-- Begin RECORD LIST --
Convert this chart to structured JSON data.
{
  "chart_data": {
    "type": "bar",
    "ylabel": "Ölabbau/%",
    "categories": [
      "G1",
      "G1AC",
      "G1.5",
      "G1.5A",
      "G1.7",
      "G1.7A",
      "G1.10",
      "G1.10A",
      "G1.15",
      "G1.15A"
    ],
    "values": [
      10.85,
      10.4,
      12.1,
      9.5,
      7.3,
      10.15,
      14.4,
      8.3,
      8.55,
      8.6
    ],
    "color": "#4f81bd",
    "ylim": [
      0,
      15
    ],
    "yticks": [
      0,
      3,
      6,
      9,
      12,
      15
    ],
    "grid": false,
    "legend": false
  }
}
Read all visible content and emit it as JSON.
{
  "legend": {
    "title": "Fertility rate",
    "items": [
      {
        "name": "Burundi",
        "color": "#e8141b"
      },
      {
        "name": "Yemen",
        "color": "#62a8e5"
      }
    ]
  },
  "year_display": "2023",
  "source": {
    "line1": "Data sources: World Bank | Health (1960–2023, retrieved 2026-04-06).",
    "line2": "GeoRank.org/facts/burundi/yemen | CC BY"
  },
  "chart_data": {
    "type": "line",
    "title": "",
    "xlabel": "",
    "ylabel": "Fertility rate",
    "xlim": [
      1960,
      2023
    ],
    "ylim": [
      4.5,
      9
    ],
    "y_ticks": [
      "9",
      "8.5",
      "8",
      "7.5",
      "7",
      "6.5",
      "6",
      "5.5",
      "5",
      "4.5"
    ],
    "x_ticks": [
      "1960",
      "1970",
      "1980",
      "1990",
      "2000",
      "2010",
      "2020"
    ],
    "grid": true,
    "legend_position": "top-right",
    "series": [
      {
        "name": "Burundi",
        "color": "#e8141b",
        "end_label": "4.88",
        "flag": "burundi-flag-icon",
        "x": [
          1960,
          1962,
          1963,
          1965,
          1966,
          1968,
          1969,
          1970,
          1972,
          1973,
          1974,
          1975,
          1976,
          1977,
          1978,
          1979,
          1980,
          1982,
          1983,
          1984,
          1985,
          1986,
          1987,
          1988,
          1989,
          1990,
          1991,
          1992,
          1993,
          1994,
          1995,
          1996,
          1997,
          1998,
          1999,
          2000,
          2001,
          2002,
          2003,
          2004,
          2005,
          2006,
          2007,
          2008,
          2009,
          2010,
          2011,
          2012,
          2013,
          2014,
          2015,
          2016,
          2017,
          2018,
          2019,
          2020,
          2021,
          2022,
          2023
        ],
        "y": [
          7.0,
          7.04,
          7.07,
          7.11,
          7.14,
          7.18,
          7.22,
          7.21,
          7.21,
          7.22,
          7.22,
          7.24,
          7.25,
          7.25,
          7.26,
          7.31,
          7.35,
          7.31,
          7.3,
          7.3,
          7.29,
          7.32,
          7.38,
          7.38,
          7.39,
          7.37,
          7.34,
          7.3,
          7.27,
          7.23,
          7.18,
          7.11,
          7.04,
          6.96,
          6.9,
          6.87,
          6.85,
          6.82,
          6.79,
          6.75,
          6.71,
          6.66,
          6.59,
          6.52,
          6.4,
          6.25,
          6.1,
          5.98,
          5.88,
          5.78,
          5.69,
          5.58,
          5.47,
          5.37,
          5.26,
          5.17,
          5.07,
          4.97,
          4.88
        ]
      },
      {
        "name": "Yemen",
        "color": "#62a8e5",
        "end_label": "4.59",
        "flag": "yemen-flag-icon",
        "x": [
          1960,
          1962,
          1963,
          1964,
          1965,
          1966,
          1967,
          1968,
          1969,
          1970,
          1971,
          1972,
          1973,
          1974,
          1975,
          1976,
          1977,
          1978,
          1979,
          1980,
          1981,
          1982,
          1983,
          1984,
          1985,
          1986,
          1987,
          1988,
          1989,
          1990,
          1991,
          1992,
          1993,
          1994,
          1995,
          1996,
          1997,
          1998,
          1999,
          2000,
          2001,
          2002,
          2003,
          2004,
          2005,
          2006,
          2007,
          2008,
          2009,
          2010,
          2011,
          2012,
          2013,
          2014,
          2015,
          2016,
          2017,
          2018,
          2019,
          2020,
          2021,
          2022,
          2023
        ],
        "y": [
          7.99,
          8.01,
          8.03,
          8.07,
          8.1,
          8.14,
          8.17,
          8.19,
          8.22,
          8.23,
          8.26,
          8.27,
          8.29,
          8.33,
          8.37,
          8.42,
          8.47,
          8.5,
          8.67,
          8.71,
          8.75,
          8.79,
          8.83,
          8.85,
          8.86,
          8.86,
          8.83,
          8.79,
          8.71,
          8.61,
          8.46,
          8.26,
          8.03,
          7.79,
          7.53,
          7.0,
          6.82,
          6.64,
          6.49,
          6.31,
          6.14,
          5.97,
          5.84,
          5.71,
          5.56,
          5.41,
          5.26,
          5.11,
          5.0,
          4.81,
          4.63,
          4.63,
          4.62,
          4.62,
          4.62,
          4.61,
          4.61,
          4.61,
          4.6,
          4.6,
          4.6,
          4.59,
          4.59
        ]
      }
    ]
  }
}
-- End RECORD LIST --
**REQUIRED WORK:** Locate all lines that include the word "flag" and copy them out.

**EXPECTED ANSWER:**
        "flag": "burundi-flag-icon",
        "flag": "yemen-flag-icon",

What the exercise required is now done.